> [Data records]
****

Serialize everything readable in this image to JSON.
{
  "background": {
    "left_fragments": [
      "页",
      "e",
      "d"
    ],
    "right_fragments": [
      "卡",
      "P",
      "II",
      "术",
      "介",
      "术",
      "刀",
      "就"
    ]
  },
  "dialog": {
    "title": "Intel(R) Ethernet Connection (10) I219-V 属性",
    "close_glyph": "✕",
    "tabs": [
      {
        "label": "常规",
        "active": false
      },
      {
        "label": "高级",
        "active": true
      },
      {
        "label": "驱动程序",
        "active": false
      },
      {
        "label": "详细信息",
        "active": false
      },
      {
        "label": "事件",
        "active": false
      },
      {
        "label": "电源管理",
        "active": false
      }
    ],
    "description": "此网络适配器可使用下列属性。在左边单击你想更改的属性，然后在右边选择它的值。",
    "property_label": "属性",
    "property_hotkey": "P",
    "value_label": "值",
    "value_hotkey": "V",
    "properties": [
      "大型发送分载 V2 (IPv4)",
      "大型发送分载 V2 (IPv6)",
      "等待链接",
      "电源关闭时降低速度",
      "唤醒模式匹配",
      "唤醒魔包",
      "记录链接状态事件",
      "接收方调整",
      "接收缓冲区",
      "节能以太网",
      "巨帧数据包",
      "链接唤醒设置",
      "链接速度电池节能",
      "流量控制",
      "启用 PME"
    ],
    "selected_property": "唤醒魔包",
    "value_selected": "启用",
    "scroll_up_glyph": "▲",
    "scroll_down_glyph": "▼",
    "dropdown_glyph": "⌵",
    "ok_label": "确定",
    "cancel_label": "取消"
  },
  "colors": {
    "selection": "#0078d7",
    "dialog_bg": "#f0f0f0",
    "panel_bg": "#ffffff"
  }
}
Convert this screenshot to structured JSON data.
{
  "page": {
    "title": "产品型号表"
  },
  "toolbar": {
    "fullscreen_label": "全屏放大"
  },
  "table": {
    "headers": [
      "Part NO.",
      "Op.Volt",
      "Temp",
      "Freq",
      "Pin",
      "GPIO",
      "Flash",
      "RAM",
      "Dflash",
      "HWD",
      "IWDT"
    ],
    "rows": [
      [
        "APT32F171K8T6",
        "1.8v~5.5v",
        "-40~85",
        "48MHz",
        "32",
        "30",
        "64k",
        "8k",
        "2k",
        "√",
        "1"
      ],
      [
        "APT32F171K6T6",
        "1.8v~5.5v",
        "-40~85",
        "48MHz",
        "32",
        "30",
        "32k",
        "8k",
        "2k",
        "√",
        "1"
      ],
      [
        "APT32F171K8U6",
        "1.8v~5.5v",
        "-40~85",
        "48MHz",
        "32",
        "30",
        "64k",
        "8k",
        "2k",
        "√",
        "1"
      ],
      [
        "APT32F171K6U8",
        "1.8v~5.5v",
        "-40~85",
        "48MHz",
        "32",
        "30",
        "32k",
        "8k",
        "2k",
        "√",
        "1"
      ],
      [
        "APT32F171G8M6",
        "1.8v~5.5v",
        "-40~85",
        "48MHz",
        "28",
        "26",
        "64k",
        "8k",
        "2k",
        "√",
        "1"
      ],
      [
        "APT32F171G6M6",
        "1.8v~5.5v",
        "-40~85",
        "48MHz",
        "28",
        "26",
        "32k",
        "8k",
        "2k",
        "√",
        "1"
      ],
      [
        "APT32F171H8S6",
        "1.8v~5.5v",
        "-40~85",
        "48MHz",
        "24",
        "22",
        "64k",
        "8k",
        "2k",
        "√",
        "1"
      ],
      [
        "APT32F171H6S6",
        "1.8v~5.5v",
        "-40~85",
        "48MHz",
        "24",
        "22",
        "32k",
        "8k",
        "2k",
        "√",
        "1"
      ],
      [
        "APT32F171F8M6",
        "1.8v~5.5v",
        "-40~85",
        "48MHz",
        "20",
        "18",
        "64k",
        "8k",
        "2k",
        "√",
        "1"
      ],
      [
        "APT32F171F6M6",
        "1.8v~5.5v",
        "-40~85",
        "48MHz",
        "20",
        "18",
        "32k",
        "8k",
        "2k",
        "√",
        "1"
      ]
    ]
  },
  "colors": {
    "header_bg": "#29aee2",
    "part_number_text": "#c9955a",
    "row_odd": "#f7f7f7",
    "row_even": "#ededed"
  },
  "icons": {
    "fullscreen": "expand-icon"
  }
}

****

Every entry should be output exactly as written, please.

> [Reply]
Serialize everything readable in this image to JSON.
{
  "background": {
    "left_fragments": [
      "页",
      "e",
      "d"
    ],
    "right_fragments": [
      "卡",
      "P",
      "II",
      "术",
      "介",
      "术",
      "刀",
      "就"
    ]
  },
  "dialog": {
    "title": "Intel(R) Ethernet Connection (10) I219-V 属性",
    "close_glyph": "✕",
    "tabs": [
      {
        "label": "常规",
        "active": false
      },
      {
        "label": "高级",
        "active": true
      },
      {
        "label": "驱动程序",
        "active": false
      },
      {
        "label": "详细信息",
        "active": false
      },
      {
        "label": "事件",
        "active": false
      },
      {
        "label": "电源管理",
        "active": false
      }
    ],
    "description": "此网络适配器可使用下列属性。在左边单击你想更改的属性，然后在右边选择它的值。",
    "property_label": "属性",
    "property_hotkey": "P",
    "value_label": "值",
    "value_hotkey": "V",
    "properties": [
      "大型发送分载 V2 (IPv4)",
      "大型发送分载 V2 (IPv6)",
      "等待链接",
      "电源关闭时降低速度",
      "唤醒模式匹配",
      "唤醒魔包",
      "记录链接状态事件",
      "接收方调整",
      "接收缓冲区",
      "节能以太网",
      "巨帧数据包",
      "链接唤醒设置",
      "链接速度电池节能",
      "流量控制",
      "启用 PME"
    ],
    "selected_property": "唤醒魔包",
    "value_selected": "启用",
    "scroll_up_glyph": "▲",
    "scroll_down_glyph": "▼",
    "dropdown_glyph": "⌵",
    "ok_label": "确定",
    "cancel_label": "取消"
  },
  "colors": {
    "selection": "#0078d7",
    "dialog_bg": "#f0f0f0",
    "panel_bg": "#ffffff"
  }
}
Convert this screenshot to structured JSON data.
{
  "page": {
    "title": "产品型号表"
  },
  "toolbar": {
    "fullscreen_label": "全屏放大"
  },
  "table": {
    "headers": [
      "Part NO.",
      "Op.Volt",
      "Temp",
      "Freq",
      "Pin",
      "GPIO",
      "Flash",
      "RAM",
      "Dflash",
      "HWD",
      "IWDT"
    ],
    "rows": [
      [
        "APT32F171K8T6",
        "1.8v~5.5v",
        "-40~85",
        "48MHz",
        "32",
        "30",
        "64k",
        "8k",
        "2k",
        "√",
        "1"
      ],
      [
        "APT32F171K6T6",
        "1.8v~5.5v",
        "-40~85",
        "48MHz",
        "32",
        "30",
        "32k",
        "8k",
        "2k",
        "√",
        "1"
      ],
      [
        "APT32F171K8U6",
        "1.8v~5.5v",
        "-40~85",
        "48MHz",
        "32",
        "30",
        "64k",
        "8k",
        "2k",
        "√",
        "1"
      ],
      [
        "APT32F171K6U8",
        "1.8v~5.5v",
        "-40~85",
        "48MHz",
        "32",
        "30",
        "32k",
        "8k",
        "2k",
        "√",
        "1"
      ],
      [
        "APT32F171G8M6",
        "1.8v~5.5v",
        "-40~85",
        "48MHz",
        "28",
        "26",
        "64k",
        "8k",
        "2k",
        "√",
        "1"
      ],
      [
        "APT32F171G6M6",
        "1.8v~5.5v",
        "-40~85",
        "48MHz",
        "28",
        "26",
        "32k",
        "8k",
        "2k",
        "√",
        "1"
      ],
      [
        "APT32F171H8S6",
        "1.8v~5.5v",
        "-40~85",
        "48MHz",
        "24",
        "22",
        "64k",
        "8k",
        "2k",
        "√",
        "1"
      ],
      [
        "APT32F171H6S6",
        "1.8v~5.5v",
        "-40~85",
        "48MHz",
        "24",
        "22",
        "32k",
        "8k",
        "2k",
        "√",
        "1"
      ],
      [
        "APT32F171F8M6",
        "1.8v~5.5v",
        "-40~85",
        "48MHz",
        "20",
        "18",
        "64k",
        "8k",
        "2k",
        "√",
        "1"
      ],
      [
        "APT32F171F6M6",
        "1.8v~5.5v",
        "-40~85",
        "48MHz",
        "20",
        "18",
        "32k",
        "8k",
        "2k",
        "√",
        "1"
      ]
    ]
  },
  "colors": {
    "header_bg": "#29aee2",
    "part_number_text": "#c9955a",
    "row_odd": "#f7f7f7",
    "row_even": "#ededed"
  },
  "icons": {
    "fullscreen": "expand-icon"
  }
}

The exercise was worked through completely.